→ **Provided data**
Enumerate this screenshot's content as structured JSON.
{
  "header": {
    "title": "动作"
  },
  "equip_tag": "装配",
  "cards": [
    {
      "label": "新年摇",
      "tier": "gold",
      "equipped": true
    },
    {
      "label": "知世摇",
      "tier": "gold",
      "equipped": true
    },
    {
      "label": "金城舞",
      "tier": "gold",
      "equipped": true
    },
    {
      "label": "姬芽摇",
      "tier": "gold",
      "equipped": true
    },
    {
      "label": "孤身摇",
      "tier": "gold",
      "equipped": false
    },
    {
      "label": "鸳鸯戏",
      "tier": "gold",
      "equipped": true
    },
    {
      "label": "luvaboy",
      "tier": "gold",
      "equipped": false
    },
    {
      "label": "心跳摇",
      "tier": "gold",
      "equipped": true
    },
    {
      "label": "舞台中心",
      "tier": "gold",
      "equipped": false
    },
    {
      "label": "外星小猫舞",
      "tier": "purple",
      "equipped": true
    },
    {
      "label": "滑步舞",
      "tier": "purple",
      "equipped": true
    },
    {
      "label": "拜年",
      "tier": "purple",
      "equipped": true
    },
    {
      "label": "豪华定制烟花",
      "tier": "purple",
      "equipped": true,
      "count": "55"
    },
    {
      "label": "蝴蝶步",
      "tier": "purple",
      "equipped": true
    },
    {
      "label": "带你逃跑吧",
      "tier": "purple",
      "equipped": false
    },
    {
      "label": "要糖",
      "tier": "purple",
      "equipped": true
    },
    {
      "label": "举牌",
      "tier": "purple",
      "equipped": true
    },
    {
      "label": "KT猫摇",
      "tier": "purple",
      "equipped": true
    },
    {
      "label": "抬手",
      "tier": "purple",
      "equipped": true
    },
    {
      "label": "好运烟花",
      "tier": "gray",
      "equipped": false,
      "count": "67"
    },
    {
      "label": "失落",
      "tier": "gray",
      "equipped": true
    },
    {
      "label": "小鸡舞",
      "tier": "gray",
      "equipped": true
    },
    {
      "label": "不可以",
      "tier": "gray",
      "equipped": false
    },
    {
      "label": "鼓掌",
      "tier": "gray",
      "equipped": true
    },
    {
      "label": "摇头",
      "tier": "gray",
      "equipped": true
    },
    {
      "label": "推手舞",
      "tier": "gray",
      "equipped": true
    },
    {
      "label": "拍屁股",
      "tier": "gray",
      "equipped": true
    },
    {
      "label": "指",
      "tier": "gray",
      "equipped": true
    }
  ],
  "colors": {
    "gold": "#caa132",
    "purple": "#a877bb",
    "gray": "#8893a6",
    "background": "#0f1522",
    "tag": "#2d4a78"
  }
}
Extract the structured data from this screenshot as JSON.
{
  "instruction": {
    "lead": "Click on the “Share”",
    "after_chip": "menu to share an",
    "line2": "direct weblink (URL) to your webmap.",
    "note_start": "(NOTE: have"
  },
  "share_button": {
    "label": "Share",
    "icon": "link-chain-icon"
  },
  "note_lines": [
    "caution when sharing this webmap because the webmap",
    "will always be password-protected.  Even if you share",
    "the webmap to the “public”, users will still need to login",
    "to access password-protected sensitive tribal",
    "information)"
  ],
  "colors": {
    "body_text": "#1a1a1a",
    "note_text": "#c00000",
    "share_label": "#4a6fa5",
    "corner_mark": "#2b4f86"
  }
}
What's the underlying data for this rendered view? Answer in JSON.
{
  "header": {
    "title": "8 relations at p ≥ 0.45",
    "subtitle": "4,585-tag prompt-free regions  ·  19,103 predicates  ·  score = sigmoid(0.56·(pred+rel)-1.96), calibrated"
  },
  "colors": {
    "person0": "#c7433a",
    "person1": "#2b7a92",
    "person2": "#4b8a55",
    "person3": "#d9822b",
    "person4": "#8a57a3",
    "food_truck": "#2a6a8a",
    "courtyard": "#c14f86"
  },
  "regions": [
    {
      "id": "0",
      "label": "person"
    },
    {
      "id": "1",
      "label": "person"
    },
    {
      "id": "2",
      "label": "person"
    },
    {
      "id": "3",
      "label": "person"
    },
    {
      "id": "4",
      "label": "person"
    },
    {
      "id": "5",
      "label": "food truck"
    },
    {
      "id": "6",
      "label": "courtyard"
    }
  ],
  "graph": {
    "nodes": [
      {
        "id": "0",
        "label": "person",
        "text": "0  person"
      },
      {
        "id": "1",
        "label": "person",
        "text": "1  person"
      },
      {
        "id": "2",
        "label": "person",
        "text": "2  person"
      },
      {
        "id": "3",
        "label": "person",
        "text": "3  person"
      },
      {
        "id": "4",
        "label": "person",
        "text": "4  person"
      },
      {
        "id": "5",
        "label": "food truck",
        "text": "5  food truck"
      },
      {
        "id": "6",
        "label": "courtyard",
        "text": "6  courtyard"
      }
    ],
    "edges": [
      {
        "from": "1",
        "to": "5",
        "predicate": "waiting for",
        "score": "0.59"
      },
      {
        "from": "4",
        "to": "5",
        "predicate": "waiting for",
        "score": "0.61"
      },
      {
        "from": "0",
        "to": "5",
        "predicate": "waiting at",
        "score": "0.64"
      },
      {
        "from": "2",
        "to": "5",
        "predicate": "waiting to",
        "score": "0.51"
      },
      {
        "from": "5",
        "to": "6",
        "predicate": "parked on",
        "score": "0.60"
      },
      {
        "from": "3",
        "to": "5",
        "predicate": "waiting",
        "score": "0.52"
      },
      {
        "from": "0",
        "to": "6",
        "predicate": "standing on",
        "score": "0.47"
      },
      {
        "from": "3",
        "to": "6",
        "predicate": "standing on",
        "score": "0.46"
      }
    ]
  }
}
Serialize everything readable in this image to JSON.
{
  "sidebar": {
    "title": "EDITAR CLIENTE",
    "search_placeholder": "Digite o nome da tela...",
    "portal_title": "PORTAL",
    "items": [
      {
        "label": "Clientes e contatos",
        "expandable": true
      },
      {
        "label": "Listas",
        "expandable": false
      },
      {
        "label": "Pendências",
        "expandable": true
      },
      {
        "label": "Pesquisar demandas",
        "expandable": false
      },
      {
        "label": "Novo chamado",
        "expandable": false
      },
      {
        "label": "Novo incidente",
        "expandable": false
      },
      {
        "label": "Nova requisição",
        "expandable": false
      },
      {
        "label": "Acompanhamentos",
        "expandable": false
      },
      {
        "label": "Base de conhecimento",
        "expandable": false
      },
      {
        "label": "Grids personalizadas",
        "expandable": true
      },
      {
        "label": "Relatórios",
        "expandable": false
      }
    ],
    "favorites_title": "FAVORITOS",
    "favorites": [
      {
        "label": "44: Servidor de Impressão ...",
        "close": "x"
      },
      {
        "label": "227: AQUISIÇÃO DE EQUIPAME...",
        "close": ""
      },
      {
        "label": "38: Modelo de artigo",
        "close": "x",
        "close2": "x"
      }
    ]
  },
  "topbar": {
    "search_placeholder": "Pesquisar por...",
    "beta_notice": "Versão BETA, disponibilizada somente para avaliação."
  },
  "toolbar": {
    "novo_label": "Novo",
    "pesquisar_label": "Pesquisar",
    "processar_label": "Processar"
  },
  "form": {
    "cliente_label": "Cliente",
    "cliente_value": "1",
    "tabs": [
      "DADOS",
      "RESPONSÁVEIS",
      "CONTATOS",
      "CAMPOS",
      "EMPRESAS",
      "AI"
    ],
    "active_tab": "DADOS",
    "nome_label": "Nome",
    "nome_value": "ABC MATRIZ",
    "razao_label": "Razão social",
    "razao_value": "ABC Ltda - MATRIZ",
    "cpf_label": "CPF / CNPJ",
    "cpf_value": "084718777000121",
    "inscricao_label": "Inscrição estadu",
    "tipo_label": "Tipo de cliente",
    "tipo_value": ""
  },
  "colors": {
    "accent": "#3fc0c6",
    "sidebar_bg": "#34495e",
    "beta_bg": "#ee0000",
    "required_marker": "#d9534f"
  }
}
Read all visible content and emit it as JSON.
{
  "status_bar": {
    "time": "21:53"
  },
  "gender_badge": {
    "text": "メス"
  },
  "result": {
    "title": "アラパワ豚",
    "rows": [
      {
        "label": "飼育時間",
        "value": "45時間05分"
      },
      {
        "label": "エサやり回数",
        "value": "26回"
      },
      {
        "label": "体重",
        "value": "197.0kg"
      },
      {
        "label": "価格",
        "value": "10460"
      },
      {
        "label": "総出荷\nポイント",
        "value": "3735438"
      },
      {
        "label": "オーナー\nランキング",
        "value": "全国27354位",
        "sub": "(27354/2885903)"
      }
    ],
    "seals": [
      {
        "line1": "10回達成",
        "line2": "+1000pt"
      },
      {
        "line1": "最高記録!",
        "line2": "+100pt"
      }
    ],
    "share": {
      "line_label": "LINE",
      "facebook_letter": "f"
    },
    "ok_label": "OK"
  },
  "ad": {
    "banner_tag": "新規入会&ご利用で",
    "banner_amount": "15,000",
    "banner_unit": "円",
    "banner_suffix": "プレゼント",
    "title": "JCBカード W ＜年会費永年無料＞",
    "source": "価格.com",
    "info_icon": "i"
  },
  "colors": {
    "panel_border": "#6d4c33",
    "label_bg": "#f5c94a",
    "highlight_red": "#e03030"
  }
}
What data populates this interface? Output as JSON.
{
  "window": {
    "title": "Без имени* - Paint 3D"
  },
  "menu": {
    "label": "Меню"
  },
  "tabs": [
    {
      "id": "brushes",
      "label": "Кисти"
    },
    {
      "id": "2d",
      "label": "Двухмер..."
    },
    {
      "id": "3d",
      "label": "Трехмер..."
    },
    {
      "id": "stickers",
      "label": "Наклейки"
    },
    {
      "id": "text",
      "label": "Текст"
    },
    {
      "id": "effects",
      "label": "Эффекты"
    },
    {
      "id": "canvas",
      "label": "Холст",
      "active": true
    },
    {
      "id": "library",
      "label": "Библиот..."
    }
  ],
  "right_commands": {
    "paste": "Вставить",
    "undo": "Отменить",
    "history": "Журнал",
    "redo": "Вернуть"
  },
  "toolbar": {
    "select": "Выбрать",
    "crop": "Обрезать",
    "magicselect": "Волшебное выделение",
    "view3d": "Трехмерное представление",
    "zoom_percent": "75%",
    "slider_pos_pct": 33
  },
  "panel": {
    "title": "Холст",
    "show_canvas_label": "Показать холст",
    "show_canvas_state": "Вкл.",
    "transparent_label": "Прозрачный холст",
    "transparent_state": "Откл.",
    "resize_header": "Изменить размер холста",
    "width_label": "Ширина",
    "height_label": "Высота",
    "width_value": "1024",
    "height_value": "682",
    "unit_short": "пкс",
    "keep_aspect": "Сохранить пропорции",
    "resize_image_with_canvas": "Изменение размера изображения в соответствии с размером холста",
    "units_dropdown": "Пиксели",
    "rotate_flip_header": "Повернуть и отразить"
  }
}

→ **Brief**
How many of the listing's lines contain "regions"? Respond with a single number and nothing else.

→ **Written solution**
2